GIVEN REQUEST >> Return each line containing "JSON".

Records from a collection of figures
================
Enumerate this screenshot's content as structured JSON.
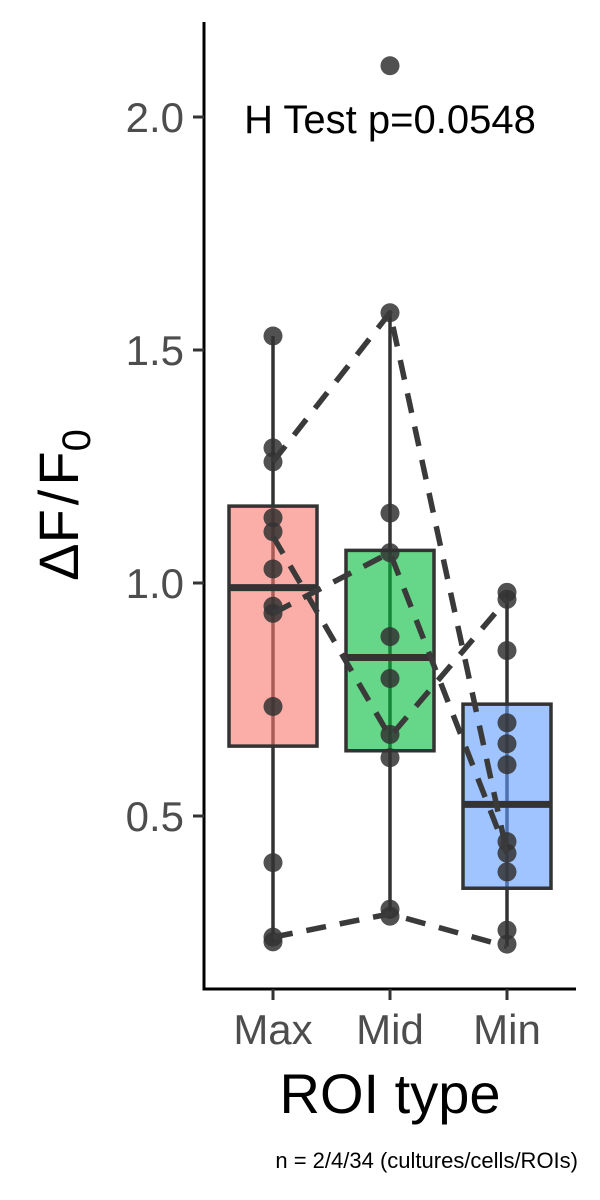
{
  "chart_data": {
    "type": "box",
    "categories": [
      "Max",
      "Mid",
      "Min"
    ],
    "xlabel": "ROI type",
    "ylabel": {
      "base": "ΔF",
      "sep": "/",
      "denom": "F",
      "sub": "0"
    },
    "ylim": [
      0.13,
      2.2
    ],
    "yticks": [
      0.5,
      1.0,
      1.5,
      2.0
    ],
    "ytick_labels": [
      "0.5",
      "1.0",
      "1.5",
      "2.0"
    ],
    "annotation": "H Test p=0.0548",
    "boxes": [
      {
        "category": "Max",
        "color": "#f8766d",
        "whisker_low": 0.23,
        "q1": 0.65,
        "median": 0.99,
        "q3": 1.165,
        "whisker_high": 1.53
      },
      {
        "category": "Mid",
        "color": "#00ba38",
        "whisker_low": 0.28,
        "q1": 0.64,
        "median": 0.84,
        "q3": 1.07,
        "whisker_high": 1.58
      },
      {
        "category": "Min",
        "color": "#619cff",
        "whisker_low": 0.22,
        "q1": 0.345,
        "median": 0.525,
        "q3": 0.74,
        "whisker_high": 0.98
      }
    ],
    "points": [
      {
        "category": "Max",
        "values": [
          1.53,
          1.29,
          1.26,
          1.14,
          1.11,
          1.03,
          0.95,
          0.935,
          0.735,
          0.4,
          0.24,
          0.23
        ]
      },
      {
        "category": "Mid",
        "values": [
          2.11,
          1.58,
          1.15,
          1.065,
          0.885,
          0.795,
          0.675,
          0.625,
          0.3,
          0.285
        ]
      },
      {
        "category": "Min",
        "values": [
          0.98,
          0.965,
          0.855,
          0.7,
          0.655,
          0.61,
          0.445,
          0.42,
          0.38,
          0.255,
          0.225
        ]
      }
    ],
    "paired_lines": [
      [
        1.26,
        1.58,
        0.42
      ],
      [
        1.1,
        0.67,
        0.965
      ],
      [
        0.935,
        1.065,
        0.42
      ],
      [
        0.24,
        0.29,
        0.22
      ]
    ]
  },
  "caption": "n = 2/4/34 (cultures/cells/ROIs)"
}
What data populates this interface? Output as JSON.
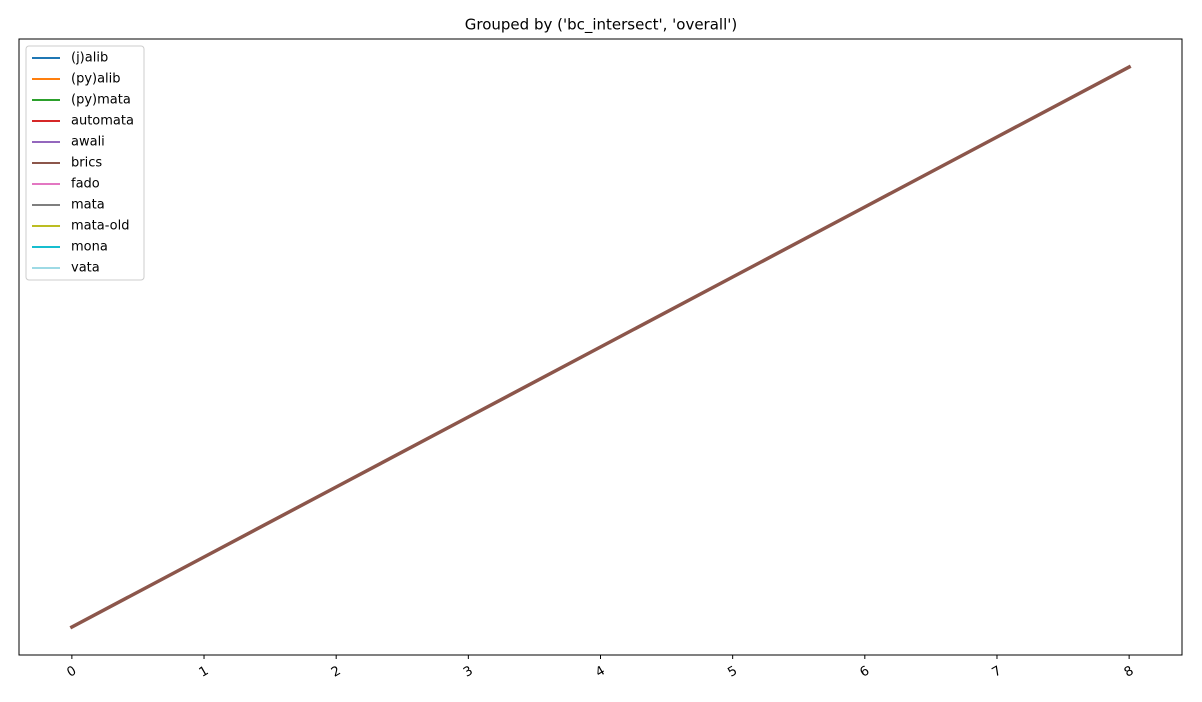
{
  "chart_data": {
    "type": "line",
    "title": "Grouped by ('bc_intersect', 'overall')",
    "x": [
      0,
      1,
      2,
      3,
      4,
      5,
      6,
      7,
      8
    ],
    "series": [
      {
        "name": "(j)alib",
        "color": "#1f77b4",
        "values": [
          null,
          null,
          null,
          null,
          null,
          null,
          null,
          null,
          null
        ]
      },
      {
        "name": "(py)alib",
        "color": "#ff7f0e",
        "values": [
          null,
          null,
          null,
          null,
          null,
          null,
          null,
          null,
          null
        ]
      },
      {
        "name": "(py)mata",
        "color": "#2ca02c",
        "values": [
          null,
          null,
          null,
          null,
          null,
          null,
          null,
          null,
          null
        ]
      },
      {
        "name": "automata",
        "color": "#d62728",
        "values": [
          null,
          null,
          null,
          null,
          null,
          null,
          null,
          null,
          null
        ]
      },
      {
        "name": "awali",
        "color": "#9467bd",
        "values": [
          null,
          null,
          null,
          null,
          null,
          null,
          null,
          null,
          null
        ]
      },
      {
        "name": "brics",
        "color": "#8c564b",
        "values": [
          0,
          1,
          2,
          3,
          4,
          5,
          6,
          7,
          8
        ]
      },
      {
        "name": "fado",
        "color": "#e377c2",
        "values": [
          null,
          null,
          null,
          null,
          null,
          null,
          null,
          null,
          null
        ]
      },
      {
        "name": "mata",
        "color": "#7f7f7f",
        "values": [
          null,
          null,
          null,
          null,
          null,
          null,
          null,
          null,
          null
        ]
      },
      {
        "name": "mata-old",
        "color": "#bcbd22",
        "values": [
          null,
          null,
          null,
          null,
          null,
          null,
          null,
          null,
          null
        ]
      },
      {
        "name": "mona",
        "color": "#17becf",
        "values": [
          null,
          null,
          null,
          null,
          null,
          null,
          null,
          null,
          null
        ]
      },
      {
        "name": "vata",
        "color": "#9edae5",
        "values": [
          null,
          null,
          null,
          null,
          null,
          null,
          null,
          null,
          null
        ]
      }
    ],
    "xlim": [
      -0.4,
      8.4
    ],
    "ylim": [
      -0.4,
      8.4
    ],
    "xticks": [
      0,
      1,
      2,
      3,
      4,
      5,
      6,
      7,
      8
    ],
    "legend": "upper-left"
  }
}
================
ANSWER TO THIS EXERCISE >>
Enumerate this screenshot's content as structured JSON.
What data populates this interface? Output as JSON.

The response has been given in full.